» **Exercise goal**:
In the material below, reproduce unchanged every line from the line with "page-header [18,10,482,28]" to the line with "footer-left: नवम्बर-०८—1C [18,481,74,492]", including both of those lines.

Element location data
(begin)
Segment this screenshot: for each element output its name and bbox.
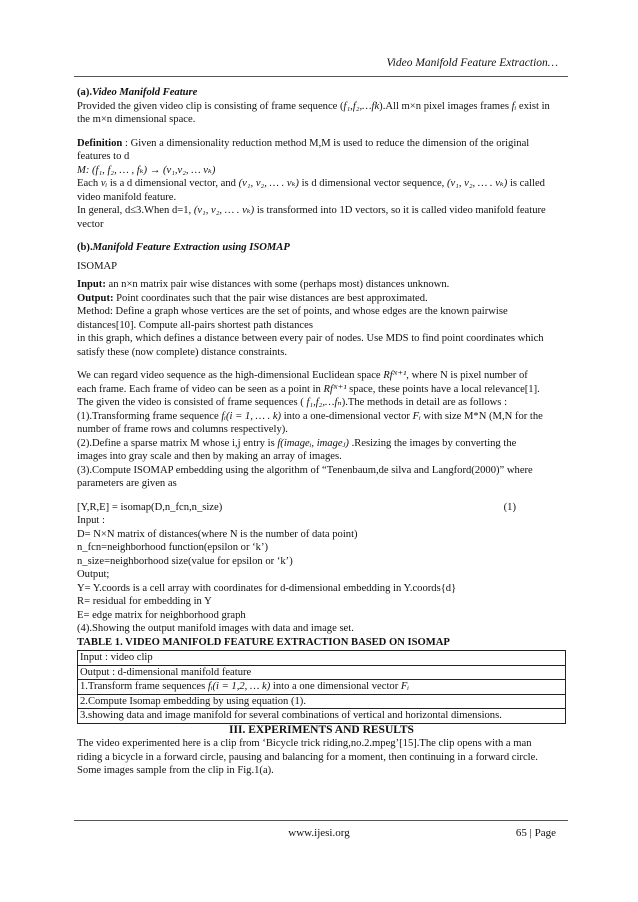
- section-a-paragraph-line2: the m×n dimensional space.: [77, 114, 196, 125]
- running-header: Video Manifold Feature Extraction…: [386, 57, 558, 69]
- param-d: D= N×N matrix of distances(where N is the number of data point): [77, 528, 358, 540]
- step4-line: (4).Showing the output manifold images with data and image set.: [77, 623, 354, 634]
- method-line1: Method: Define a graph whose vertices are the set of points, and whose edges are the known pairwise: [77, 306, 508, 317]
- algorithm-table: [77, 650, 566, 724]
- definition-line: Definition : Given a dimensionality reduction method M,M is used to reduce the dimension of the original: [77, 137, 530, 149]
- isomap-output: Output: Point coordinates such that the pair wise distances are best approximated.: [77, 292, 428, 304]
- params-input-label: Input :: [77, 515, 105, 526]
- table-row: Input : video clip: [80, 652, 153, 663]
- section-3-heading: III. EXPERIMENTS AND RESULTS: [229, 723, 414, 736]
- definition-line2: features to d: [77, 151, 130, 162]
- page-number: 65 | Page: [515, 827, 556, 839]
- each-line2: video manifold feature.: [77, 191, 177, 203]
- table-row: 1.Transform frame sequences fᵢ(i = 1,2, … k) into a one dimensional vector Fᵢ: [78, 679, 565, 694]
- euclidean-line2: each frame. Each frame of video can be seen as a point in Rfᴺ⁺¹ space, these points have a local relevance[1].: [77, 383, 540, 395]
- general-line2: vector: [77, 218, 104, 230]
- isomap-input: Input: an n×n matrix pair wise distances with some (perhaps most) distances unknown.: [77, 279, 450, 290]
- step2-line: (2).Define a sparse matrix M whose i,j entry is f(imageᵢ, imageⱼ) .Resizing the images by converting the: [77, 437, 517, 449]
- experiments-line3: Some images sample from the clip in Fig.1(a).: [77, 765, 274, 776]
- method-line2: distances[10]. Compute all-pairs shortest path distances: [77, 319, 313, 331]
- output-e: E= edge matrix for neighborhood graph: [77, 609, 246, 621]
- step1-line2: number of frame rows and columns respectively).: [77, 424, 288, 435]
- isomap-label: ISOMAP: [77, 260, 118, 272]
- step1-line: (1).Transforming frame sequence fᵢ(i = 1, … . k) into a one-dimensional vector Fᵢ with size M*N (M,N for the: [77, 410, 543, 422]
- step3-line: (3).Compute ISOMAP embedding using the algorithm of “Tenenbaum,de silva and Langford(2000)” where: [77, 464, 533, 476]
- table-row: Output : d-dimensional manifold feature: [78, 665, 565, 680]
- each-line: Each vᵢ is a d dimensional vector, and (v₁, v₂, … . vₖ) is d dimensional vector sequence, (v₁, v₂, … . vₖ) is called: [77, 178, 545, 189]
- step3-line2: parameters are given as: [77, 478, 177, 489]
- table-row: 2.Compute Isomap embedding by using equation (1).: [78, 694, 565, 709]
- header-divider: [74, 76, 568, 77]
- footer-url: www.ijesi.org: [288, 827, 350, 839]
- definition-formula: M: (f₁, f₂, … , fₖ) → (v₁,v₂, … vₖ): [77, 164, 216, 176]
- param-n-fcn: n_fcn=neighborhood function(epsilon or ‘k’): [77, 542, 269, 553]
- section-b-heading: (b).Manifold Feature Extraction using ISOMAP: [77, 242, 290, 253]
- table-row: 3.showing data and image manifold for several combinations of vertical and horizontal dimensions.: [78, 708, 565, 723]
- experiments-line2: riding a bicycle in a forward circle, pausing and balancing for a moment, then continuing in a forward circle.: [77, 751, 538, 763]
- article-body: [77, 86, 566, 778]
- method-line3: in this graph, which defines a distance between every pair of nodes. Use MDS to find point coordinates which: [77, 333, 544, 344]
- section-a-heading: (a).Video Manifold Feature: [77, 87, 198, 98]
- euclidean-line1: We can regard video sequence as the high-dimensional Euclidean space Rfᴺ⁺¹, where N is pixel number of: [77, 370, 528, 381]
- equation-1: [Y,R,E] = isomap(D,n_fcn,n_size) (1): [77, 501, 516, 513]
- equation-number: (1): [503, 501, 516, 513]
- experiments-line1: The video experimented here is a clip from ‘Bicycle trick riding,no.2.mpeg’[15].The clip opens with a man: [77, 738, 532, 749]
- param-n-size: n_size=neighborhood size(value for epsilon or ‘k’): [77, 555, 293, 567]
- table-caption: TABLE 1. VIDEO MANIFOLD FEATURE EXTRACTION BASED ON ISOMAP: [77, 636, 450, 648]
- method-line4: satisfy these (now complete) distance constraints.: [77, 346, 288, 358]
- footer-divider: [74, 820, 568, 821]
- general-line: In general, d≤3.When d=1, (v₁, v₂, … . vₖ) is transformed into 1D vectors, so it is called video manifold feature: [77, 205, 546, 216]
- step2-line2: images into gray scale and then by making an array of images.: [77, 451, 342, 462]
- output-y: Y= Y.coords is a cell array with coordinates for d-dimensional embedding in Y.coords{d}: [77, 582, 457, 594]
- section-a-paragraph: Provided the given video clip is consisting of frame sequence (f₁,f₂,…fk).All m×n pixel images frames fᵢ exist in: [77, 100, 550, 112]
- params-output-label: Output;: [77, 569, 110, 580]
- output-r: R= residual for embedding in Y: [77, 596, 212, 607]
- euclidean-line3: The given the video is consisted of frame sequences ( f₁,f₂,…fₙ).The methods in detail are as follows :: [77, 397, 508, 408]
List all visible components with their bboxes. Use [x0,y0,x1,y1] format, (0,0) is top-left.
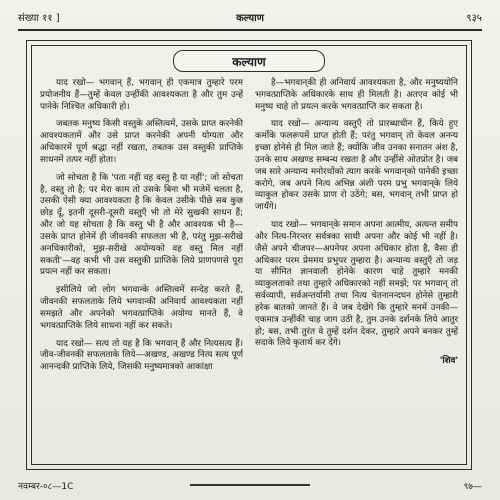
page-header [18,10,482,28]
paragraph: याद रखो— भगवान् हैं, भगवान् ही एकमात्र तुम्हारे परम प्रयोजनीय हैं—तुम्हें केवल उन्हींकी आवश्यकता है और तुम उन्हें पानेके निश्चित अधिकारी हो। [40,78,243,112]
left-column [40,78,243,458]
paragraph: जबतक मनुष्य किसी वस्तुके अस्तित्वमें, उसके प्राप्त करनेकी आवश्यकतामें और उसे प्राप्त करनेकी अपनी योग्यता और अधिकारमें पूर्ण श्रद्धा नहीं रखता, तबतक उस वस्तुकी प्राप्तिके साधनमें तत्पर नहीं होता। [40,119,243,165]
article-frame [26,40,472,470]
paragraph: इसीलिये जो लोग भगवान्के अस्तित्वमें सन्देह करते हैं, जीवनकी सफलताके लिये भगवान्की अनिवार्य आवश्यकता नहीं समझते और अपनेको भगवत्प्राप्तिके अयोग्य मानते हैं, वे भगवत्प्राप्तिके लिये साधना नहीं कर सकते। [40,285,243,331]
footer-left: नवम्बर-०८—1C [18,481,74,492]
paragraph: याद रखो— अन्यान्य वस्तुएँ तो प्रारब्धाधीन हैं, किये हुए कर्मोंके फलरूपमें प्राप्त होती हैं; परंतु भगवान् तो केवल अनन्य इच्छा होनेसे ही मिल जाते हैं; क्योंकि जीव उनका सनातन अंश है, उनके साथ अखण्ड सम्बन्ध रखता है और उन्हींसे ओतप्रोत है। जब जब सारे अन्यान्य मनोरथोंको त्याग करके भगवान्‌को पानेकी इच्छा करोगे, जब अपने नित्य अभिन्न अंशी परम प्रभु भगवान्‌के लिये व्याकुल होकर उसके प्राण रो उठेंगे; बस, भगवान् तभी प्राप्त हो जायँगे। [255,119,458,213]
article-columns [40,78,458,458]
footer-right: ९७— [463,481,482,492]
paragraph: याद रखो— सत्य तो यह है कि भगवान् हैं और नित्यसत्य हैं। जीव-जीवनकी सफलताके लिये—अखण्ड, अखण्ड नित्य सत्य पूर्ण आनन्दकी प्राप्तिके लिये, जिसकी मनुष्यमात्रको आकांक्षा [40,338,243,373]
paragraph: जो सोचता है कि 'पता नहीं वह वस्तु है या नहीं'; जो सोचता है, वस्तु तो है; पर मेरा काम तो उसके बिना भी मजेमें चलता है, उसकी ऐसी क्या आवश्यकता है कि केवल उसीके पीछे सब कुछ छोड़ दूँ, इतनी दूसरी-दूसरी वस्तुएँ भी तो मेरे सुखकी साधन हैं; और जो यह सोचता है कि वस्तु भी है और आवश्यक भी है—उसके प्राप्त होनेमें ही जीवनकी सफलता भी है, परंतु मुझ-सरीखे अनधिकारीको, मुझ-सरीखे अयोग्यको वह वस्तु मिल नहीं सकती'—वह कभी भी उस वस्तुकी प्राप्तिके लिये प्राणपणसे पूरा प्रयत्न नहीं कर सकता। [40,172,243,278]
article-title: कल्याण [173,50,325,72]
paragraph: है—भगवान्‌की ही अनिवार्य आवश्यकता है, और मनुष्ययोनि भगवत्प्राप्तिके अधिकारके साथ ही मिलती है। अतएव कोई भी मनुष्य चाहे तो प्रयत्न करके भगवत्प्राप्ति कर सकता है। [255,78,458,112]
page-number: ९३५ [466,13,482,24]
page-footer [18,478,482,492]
(end)
» **Worked solution**:
page-header [18,10,482,28]
paragraph: याद रखो— भगवान् हैं, भगवान् ही एकमात्र तुम्हारे परम प्रयोजनीय हैं—तुम्हें केवल उन्हींकी आवश्यकता है और तुम उन्हें पानेके निश्चित अधिकारी हो। [40,78,243,112]
left-column [40,78,243,458]
paragraph: जबतक मनुष्य किसी वस्तुके अस्तित्वमें, उसके प्राप्त करनेकी आवश्यकतामें और उसे प्राप्त करनेकी अपनी योग्यता और अधिकारमें पूर्ण श्रद्धा नहीं रखता, तबतक उस वस्तुकी प्राप्तिके साधनमें तत्पर नहीं होता। [40,119,243,165]
article-frame [26,40,472,470]
paragraph: इसीलिये जो लोग भगवान्के अस्तित्वमें सन्देह करते हैं, जीवनकी सफलताके लिये भगवान्की अनिवार्य आवश्यकता नहीं समझते और अपनेको भगवत्प्राप्तिके अयोग्य मानते हैं, वे भगवत्प्राप्तिके लिये साधना नहीं कर सकते। [40,285,243,331]
footer-left: नवम्बर-०८—1C [18,481,74,492]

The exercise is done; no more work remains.